List all lines of the data containing the word "with".

● **Source data**:
***

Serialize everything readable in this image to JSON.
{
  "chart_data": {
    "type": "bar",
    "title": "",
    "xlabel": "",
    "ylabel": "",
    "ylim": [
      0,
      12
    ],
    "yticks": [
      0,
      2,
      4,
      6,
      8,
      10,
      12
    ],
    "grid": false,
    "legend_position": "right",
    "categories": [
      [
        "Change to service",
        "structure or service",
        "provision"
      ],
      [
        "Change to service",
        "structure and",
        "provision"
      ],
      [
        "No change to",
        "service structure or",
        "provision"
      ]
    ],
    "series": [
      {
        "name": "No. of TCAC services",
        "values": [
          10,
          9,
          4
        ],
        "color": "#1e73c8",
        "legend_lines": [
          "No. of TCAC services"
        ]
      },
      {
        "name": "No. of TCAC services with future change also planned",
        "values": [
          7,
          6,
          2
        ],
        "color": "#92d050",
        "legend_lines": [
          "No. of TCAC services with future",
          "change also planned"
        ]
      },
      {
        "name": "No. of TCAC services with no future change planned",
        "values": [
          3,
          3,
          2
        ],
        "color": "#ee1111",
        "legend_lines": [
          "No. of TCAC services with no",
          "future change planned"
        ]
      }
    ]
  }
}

***

● **Solution**:
        "name": "No. of TCAC services with future change also planned",
          "No. of TCAC services with future",
        "name": "No. of TCAC services with no future change planned",
          "No. of TCAC services with no",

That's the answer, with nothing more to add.